Return the data from its first line through the line containing "observation-date: April 2", inclusive, and reproduce each line word for word.

Dataset entries:
#####
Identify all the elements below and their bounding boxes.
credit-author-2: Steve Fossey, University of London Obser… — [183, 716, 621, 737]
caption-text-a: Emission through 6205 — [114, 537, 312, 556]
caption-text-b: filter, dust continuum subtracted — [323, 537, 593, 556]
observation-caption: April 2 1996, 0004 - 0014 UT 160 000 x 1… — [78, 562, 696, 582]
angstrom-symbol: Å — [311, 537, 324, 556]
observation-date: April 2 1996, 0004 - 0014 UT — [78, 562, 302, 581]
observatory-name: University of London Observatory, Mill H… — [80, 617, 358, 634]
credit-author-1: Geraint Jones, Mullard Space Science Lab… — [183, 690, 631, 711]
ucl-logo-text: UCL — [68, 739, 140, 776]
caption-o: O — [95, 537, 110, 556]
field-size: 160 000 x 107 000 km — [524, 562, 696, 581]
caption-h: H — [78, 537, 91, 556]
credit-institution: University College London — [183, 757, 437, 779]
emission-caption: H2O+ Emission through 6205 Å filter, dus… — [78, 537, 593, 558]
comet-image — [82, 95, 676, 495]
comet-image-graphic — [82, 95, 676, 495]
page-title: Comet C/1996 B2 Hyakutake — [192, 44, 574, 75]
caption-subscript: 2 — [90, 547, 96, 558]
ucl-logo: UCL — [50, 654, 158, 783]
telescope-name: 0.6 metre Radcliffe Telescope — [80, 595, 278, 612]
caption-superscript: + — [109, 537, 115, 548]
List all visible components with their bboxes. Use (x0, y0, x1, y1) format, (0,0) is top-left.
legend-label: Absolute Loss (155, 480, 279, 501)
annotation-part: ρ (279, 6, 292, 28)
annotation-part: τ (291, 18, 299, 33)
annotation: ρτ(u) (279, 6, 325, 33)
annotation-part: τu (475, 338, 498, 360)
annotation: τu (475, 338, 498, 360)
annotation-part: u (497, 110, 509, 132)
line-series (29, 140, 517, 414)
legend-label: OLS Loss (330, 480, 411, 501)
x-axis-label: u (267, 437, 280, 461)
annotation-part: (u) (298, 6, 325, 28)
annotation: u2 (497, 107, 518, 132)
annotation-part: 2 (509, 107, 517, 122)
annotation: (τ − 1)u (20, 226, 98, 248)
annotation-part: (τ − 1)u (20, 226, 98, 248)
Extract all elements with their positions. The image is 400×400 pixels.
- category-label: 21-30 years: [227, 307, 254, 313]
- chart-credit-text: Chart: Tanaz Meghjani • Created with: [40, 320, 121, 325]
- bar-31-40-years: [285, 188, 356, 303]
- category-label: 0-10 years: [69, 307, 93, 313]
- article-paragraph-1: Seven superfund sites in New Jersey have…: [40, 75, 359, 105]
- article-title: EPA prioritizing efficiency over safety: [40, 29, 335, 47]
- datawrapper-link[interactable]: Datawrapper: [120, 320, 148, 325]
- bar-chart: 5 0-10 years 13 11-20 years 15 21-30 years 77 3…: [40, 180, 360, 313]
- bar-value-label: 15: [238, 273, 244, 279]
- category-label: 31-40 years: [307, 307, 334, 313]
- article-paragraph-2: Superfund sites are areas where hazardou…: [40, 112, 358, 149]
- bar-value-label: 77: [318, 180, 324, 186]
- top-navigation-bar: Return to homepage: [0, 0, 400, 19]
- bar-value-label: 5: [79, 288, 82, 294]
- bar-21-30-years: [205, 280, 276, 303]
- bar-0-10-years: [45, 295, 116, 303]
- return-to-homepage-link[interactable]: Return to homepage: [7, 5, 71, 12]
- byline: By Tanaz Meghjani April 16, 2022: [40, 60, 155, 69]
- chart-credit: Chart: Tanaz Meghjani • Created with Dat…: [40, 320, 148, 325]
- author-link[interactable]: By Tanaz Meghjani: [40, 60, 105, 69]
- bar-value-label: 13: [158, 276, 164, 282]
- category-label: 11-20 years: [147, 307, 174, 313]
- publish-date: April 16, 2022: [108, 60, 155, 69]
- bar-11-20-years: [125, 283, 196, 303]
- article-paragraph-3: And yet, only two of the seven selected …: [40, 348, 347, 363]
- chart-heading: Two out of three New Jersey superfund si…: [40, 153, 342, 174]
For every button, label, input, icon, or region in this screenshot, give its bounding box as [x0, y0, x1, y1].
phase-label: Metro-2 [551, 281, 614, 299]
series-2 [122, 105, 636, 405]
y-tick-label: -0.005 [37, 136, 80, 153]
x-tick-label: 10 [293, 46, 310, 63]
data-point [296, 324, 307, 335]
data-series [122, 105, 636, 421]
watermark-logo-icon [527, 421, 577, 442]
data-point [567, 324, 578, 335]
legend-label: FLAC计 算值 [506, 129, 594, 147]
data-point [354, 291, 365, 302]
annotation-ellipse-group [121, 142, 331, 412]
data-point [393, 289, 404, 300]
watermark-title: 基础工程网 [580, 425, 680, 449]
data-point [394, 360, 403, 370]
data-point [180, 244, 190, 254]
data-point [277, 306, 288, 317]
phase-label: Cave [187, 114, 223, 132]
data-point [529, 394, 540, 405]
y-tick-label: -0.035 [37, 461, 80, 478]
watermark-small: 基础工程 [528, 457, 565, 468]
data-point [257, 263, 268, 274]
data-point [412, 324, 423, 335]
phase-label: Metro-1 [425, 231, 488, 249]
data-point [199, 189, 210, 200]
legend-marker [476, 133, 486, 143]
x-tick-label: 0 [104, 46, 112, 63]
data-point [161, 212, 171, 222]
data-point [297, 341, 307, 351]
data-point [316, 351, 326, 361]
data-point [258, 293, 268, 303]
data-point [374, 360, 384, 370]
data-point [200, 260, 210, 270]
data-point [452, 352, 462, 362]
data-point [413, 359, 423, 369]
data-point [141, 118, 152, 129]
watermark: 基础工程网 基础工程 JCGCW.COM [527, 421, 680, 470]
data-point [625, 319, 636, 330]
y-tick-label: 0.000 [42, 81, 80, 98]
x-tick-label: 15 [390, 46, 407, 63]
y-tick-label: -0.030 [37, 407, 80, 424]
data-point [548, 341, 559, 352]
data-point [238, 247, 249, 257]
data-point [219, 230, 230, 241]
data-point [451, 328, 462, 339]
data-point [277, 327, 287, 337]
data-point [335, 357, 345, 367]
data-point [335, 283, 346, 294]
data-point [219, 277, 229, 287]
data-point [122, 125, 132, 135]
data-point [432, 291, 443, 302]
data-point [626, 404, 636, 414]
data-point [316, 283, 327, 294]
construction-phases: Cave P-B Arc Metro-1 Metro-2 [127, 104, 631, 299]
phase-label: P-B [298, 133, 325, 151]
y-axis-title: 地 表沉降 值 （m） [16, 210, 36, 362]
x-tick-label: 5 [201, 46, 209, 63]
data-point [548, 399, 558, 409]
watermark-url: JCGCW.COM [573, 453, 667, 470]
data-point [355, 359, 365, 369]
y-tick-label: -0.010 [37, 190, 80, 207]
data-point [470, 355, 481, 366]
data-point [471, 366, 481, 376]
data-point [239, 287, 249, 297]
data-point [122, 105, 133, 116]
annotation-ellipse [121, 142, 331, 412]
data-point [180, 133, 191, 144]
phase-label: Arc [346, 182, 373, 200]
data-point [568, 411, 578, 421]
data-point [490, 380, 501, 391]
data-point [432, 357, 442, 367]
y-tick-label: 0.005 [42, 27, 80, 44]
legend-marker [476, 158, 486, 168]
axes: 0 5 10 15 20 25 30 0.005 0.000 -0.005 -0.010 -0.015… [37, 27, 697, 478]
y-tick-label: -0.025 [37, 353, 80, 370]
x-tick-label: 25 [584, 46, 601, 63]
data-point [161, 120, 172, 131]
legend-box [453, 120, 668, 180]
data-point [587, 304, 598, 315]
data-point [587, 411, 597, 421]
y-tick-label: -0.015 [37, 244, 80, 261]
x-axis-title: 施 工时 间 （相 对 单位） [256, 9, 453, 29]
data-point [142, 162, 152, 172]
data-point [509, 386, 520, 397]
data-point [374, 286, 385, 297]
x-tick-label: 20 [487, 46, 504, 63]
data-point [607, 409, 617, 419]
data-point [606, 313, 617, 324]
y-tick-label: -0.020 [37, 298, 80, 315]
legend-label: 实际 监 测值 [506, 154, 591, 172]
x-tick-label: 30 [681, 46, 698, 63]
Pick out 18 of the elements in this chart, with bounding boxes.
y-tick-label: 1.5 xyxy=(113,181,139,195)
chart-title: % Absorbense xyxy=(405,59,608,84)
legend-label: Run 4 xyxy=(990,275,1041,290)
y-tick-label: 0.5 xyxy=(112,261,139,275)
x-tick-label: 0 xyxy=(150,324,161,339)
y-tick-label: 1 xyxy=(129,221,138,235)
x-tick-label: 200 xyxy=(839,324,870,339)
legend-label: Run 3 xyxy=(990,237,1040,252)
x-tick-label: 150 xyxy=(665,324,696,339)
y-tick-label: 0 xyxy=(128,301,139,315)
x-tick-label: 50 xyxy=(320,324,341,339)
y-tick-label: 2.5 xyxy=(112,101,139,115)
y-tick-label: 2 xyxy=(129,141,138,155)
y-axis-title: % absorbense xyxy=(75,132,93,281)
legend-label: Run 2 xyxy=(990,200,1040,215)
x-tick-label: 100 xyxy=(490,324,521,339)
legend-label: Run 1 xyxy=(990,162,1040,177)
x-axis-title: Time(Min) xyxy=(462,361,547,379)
#####
## FULL ANSWER
Identify all the elements below and their bounding boxes.
credit-author-2: Steve Fossey, University of London Obser… — [183, 716, 621, 737]
caption-text-a: Emission through 6205 — [114, 537, 312, 556]
caption-text-b: filter, dust continuum subtracted — [323, 537, 593, 556]
observation-caption: April 2 1996, 0004 - 0014 UT 160 000 x 1… — [78, 562, 696, 582]
angstrom-symbol: Å — [311, 537, 324, 556]
observation-date: April 2 1996, 0004 - 0014 UT — [78, 562, 302, 581]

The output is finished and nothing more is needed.